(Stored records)

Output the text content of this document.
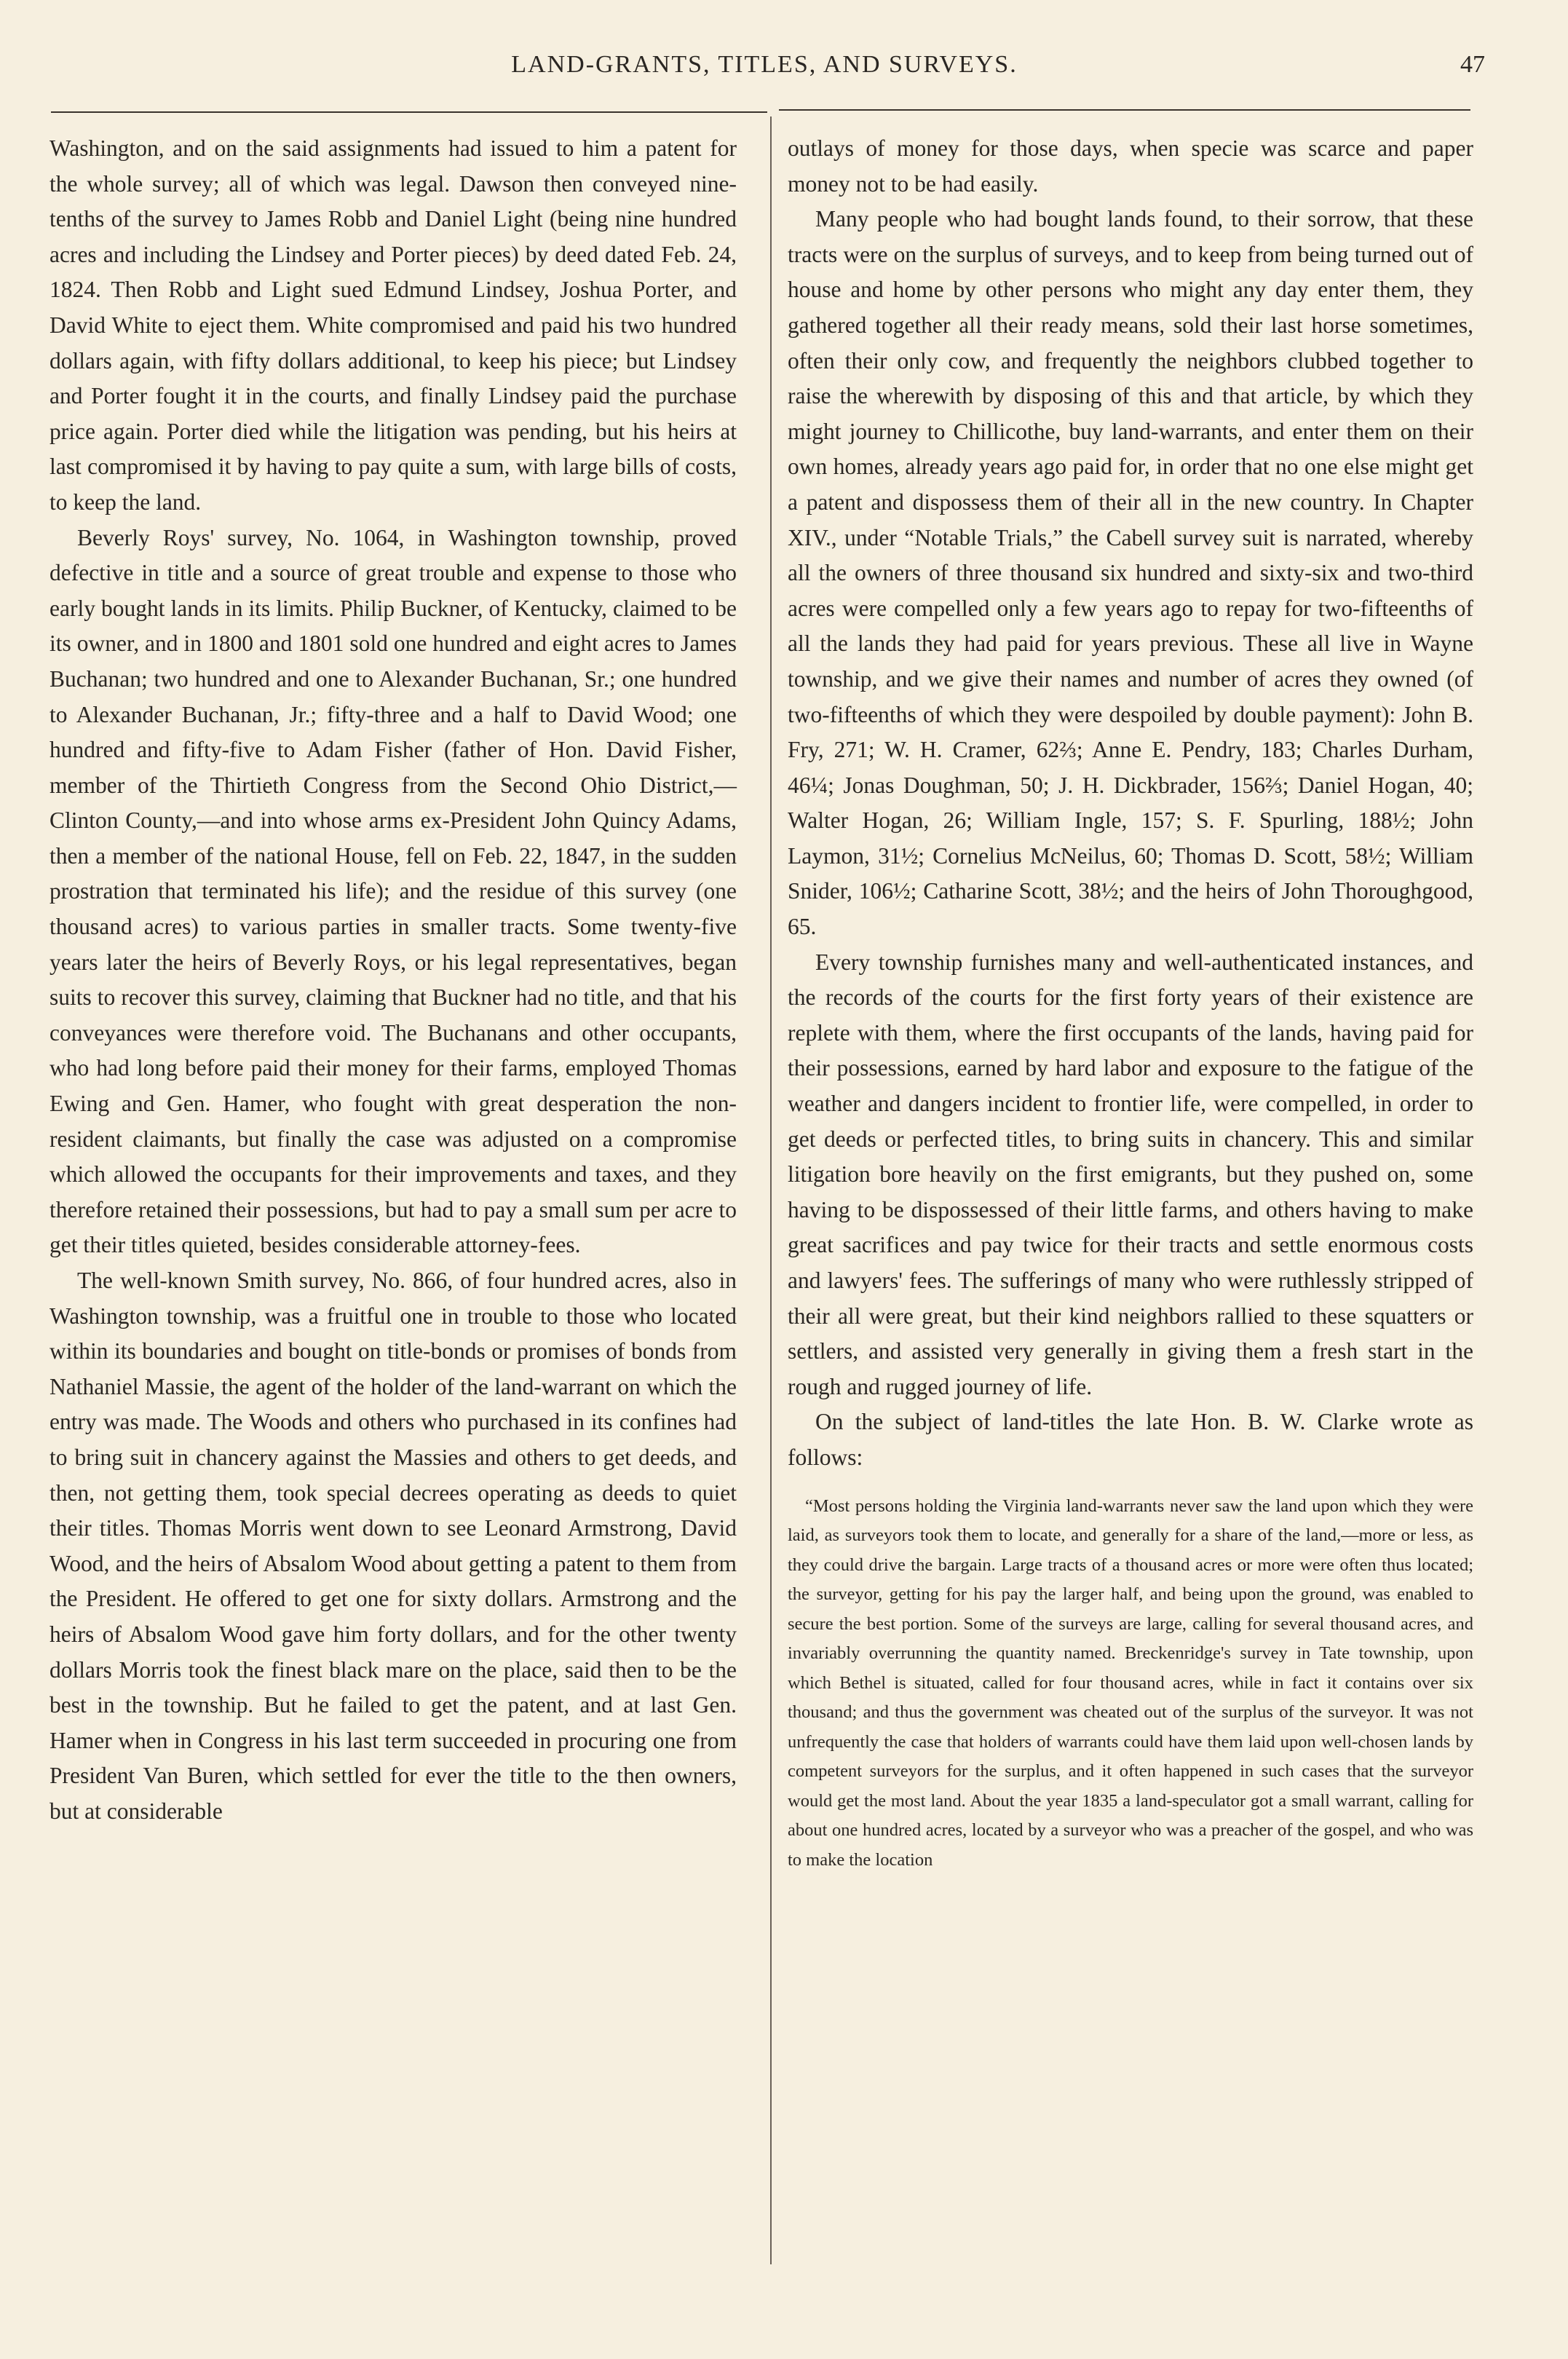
LAND-GRANTS, TITLES, AND SURVEYS.	47

Washington, and on the said assignments had issued to him a patent for the whole survey; all of which was legal. Dawson then conveyed nine-tenths of the survey to James Robb and Daniel Light (being nine hundred acres and including the Lindsey and Porter pieces) by deed dated Feb. 24, 1824. Then Robb and Light sued Edmund Lindsey, Joshua Porter, and David White to eject them. White compromised and paid his two hundred dollars again, with fifty dollars additional, to keep his piece; but Lindsey and Porter fought it in the courts, and finally Lindsey paid the purchase price again. Porter died while the litigation was pending, but his heirs at last compromised it by having to pay quite a sum, with large bills of costs, to keep the land.

Beverly Roys' survey, No. 1064, in Washington township, proved defective in title and a source of great trouble and expense to those who early bought lands in its limits. Philip Buckner, of Kentucky, claimed to be its owner, and in 1800 and 1801 sold one hundred and eight acres to James Buchanan; two hundred and one to Alexander Buchanan, Sr.; one hundred to Alexander Buchanan, Jr.; fifty-three and a half to David Wood; one hundred and fifty-five to Adam Fisher (father of Hon. David Fisher, member of the Thirtieth Congress from the Second Ohio District,—Clinton County,—and into whose arms ex-President John Quincy Adams, then a member of the national House, fell on Feb. 22, 1847, in the sudden prostration that terminated his life); and the residue of this survey (one thousand acres) to various parties in smaller tracts. Some twenty-five years later the heirs of Beverly Roys, or his legal representatives, began suits to recover this survey, claiming that Buckner had no title, and that his conveyances were therefore void. The Buchanans and other occupants, who had long before paid their money for their farms, employed Thomas Ewing and Gen. Hamer, who fought with great desperation the non-resident claimants, but finally the case was adjusted on a compromise which allowed the occupants for their improvements and taxes, and they therefore retained their possessions, but had to pay a small sum per acre to get their titles quieted, besides considerable attorney-fees.

The well-known Smith survey, No. 866, of four hundred acres, also in Washington township, was a fruitful one in trouble to those who located within its boundaries and bought on title-bonds or promises of bonds from Nathaniel Massie, the agent of the holder of the land-warrant on which the entry was made. The Woods and others who purchased in its confines had to bring suit in chancery against the Massies and others to get deeds, and then, not getting them, took special decrees operating as deeds to quiet their titles. Thomas Morris went down to see Leonard Armstrong, David Wood, and the heirs of Absalom Wood about getting a patent to them from the President. He offered to get one for sixty dollars. Armstrong and the heirs of Absalom Wood gave him forty dollars, and for the other twenty dollars Morris took the finest black mare on the place, said then to be the best in the township. But he failed to get the patent, and at last Gen. Hamer when in Congress in his last term succeeded in procuring one from President Van Buren, which settled for ever the title to the then owners, but at considerable

outlays of money for those days, when specie was scarce and paper money not to be had easily.

Many people who had bought lands found, to their sorrow, that these tracts were on the surplus of surveys, and to keep from being turned out of house and home by other persons who might any day enter them, they gathered together all their ready means, sold their last horse sometimes, often their only cow, and frequently the neighbors clubbed together to raise the wherewith by disposing of this and that article, by which they might journey to Chillicothe, buy land-warrants, and enter them on their own homes, already years ago paid for, in order that no one else might get a patent and dispossess them of their all in the new country. In Chapter XIV., under “Notable Trials,” the Cabell survey suit is narrated, whereby all the owners of three thousand six hundred and sixty-six and two-third acres were compelled only a few years ago to repay for two-fifteenths of all the lands they had paid for years previous. These all live in Wayne township, and we give their names and number of acres they owned (of two-fifteenths of which they were despoiled by double payment): John B. Fry, 271; W. H. Cramer, 62⅔; Anne E. Pendry, 183; Charles Durham, 46¼; Jonas Doughman, 50; J. H. Dickbrader, 156⅔; Daniel Hogan, 40; Walter Hogan, 26; William Ingle, 157; S. F. Spurling, 188½; John Laymon, 31½; Cornelius McNeilus, 60; Thomas D. Scott, 58½; William Snider, 106½; Catharine Scott, 38½; and the heirs of John Thoroughgood, 65.

Every township furnishes many and well-authenticated instances, and the records of the courts for the first forty years of their existence are replete with them, where the first occupants of the lands, having paid for their possessions, earned by hard labor and exposure to the fatigue of the weather and dangers incident to frontier life, were compelled, in order to get deeds or perfected titles, to bring suits in chancery. This and similar litigation bore heavily on the first emigrants, but they pushed on, some having to be dispossessed of their little farms, and others having to make great sacrifices and pay twice for their tracts and settle enormous costs and lawyers' fees. The sufferings of many who were ruthlessly stripped of their all were great, but their kind neighbors rallied to these squatters or settlers, and assisted very generally in giving them a fresh start in the rough and rugged journey of life.

On the subject of land-titles the late Hon. B. W. Clarke wrote as follows:

“Most persons holding the Virginia land-warrants never saw the land upon which they were laid, as surveyors took them to locate, and generally for a share of the land,—more or less, as they could drive the bargain. Large tracts of a thousand acres or more were often thus located; the surveyor, getting for his pay the larger half, and being upon the ground, was enabled to secure the best portion. Some of the surveys are large, calling for several thousand acres, and invariably overrunning the quantity named. Breckenridge's survey in Tate township, upon which Bethel is situated, called for four thousand acres, while in fact it contains over six thousand; and thus the government was cheated out of the surplus of the surveyor. It was not unfrequently the case that holders of warrants could have them laid upon well-chosen lands by competent surveyors for the surplus, and it often happened in such cases that the surveyor would get the most land. About the year 1835 a land-speculator got a small warrant, calling for about one hundred acres, located by a surveyor who was a preacher of the gospel, and who was to make the location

PROBLEM DETAILS. Omit the pictures and give the material again, exactly and in full.

RESPONSE TO THIS TASK.
Output the text content of this document.
LAND-GRANTS, TITLES, AND SURVEYS.	47

Washington, and on the said assignments had issued to him a patent for the whole survey; all of which was legal. Dawson then conveyed nine-tenths of the survey to James Robb and Daniel Light (being nine hundred acres and including the Lindsey and Porter pieces) by deed dated Feb. 24, 1824. Then Robb and Light sued Edmund Lindsey, Joshua Porter, and David White to eject them. White compromised and paid his two hundred dollars again, with fifty dollars additional, to keep his piece; but Lindsey and Porter fought it in the courts, and finally Lindsey paid the purchase price again. Porter died while the litigation was pending, but his heirs at last compromised it by having to pay quite a sum, with large bills of costs, to keep the land.

Beverly Roys' survey, No. 1064, in Washington township, proved defective in title and a source of great trouble and expense to those who early bought lands in its limits. Philip Buckner, of Kentucky, claimed to be its owner, and in 1800 and 1801 sold one hundred and eight acres to James Buchanan; two hundred and one to Alexander Buchanan, Sr.; one hundred to Alexander Buchanan, Jr.; fifty-three and a half to David Wood; one hundred and fifty-five to Adam Fisher (father of Hon. David Fisher, member of the Thirtieth Congress from the Second Ohio District,—Clinton County,—and into whose arms ex-President John Quincy Adams, then a member of the national House, fell on Feb. 22, 1847, in the sudden prostration that terminated his life); and the residue of this survey (one thousand acres) to various parties in smaller tracts. Some twenty-five years later the heirs of Beverly Roys, or his legal representatives, began suits to recover this survey, claiming that Buckner had no title, and that his conveyances were therefore void. The Buchanans and other occupants, who had long before paid their money for their farms, employed Thomas Ewing and Gen. Hamer, who fought with great desperation the non-resident claimants, but finally the case was adjusted on a compromise which allowed the occupants for their improvements and taxes, and they therefore retained their possessions, but had to pay a small sum per acre to get their titles quieted, besides considerable attorney-fees.

The well-known Smith survey, No. 866, of four hundred acres, also in Washington township, was a fruitful one in trouble to those who located within its boundaries and bought on title-bonds or promises of bonds from Nathaniel Massie, the agent of the holder of the land-warrant on which the entry was made. The Woods and others who purchased in its confines had to bring suit in chancery against the Massies and others to get deeds, and then, not getting them, took special decrees operating as deeds to quiet their titles. Thomas Morris went down to see Leonard Armstrong, David Wood, and the heirs of Absalom Wood about getting a patent to them from the President. He offered to get one for sixty dollars. Armstrong and the heirs of Absalom Wood gave him forty dollars, and for the other twenty dollars Morris took the finest black mare on the place, said then to be the best in the township. But he failed to get the patent, and at last Gen. Hamer when in Congress in his last term succeeded in procuring one from President Van Buren, which settled for ever the title to the then owners, but at considerable

outlays of money for those days, when specie was scarce and paper money not to be had easily.

Many people who had bought lands found, to their sorrow, that these tracts were on the surplus of surveys, and to keep from being turned out of house and home by other persons who might any day enter them, they gathered together all their ready means, sold their last horse sometimes, often their only cow, and frequently the neighbors clubbed together to raise the wherewith by disposing of this and that article, by which they might journey to Chillicothe, buy land-warrants, and enter them on their own homes, already years ago paid for, in order that no one else might get a patent and dispossess them of their all in the new country. In Chapter XIV., under “Notable Trials,” the Cabell survey suit is narrated, whereby all the owners of three thousand six hundred and sixty-six and two-third acres were compelled only a few years ago to repay for two-fifteenths of all the lands they had paid for years previous. These all live in Wayne township, and we give their names and number of acres they owned (of two-fifteenths of which they were despoiled by double payment): John B. Fry, 271; W. H. Cramer, 62⅔; Anne E. Pendry, 183; Charles Durham, 46¼; Jonas Doughman, 50; J. H. Dickbrader, 156⅔; Daniel Hogan, 40; Walter Hogan, 26; William Ingle, 157; S. F. Spurling, 188½; John Laymon, 31½; Cornelius McNeilus, 60; Thomas D. Scott, 58½; William Snider, 106½; Catharine Scott, 38½; and the heirs of John Thoroughgood, 65.

Every township furnishes many and well-authenticated instances, and the records of the courts for the first forty years of their existence are replete with them, where the first occupants of the lands, having paid for their possessions, earned by hard labor and exposure to the fatigue of the weather and dangers incident to frontier life, were compelled, in order to get deeds or perfected titles, to bring suits in chancery. This and similar litigation bore heavily on the first emigrants, but they pushed on, some having to be dispossessed of their little farms, and others having to make great sacrifices and pay twice for their tracts and settle enormous costs and lawyers' fees. The sufferings of many who were ruthlessly stripped of their all were great, but their kind neighbors rallied to these squatters or settlers, and assisted very generally in giving them a fresh start in the rough and rugged journey of life.

On the subject of land-titles the late Hon. B. W. Clarke wrote as follows:

“Most persons holding the Virginia land-warrants never saw the land upon which they were laid, as surveyors took them to locate, and generally for a share of the land,—more or less, as they could drive the bargain. Large tracts of a thousand acres or more were often thus located; the surveyor, getting for his pay the larger half, and being upon the ground, was enabled to secure the best portion. Some of the surveys are large, calling for several thousand acres, and invariably overrunning the quantity named. Breckenridge's survey in Tate township, upon which Bethel is situated, called for four thousand acres, while in fact it contains over six thousand; and thus the government was cheated out of the surplus of the surveyor. It was not unfrequently the case that holders of warrants could have them laid upon well-chosen lands by competent surveyors for the surplus, and it often happened in such cases that the surveyor would get the most land. About the year 1835 a land-speculator got a small warrant, calling for about one hundred acres, located by a surveyor who was a preacher of the gospel, and who was to make the location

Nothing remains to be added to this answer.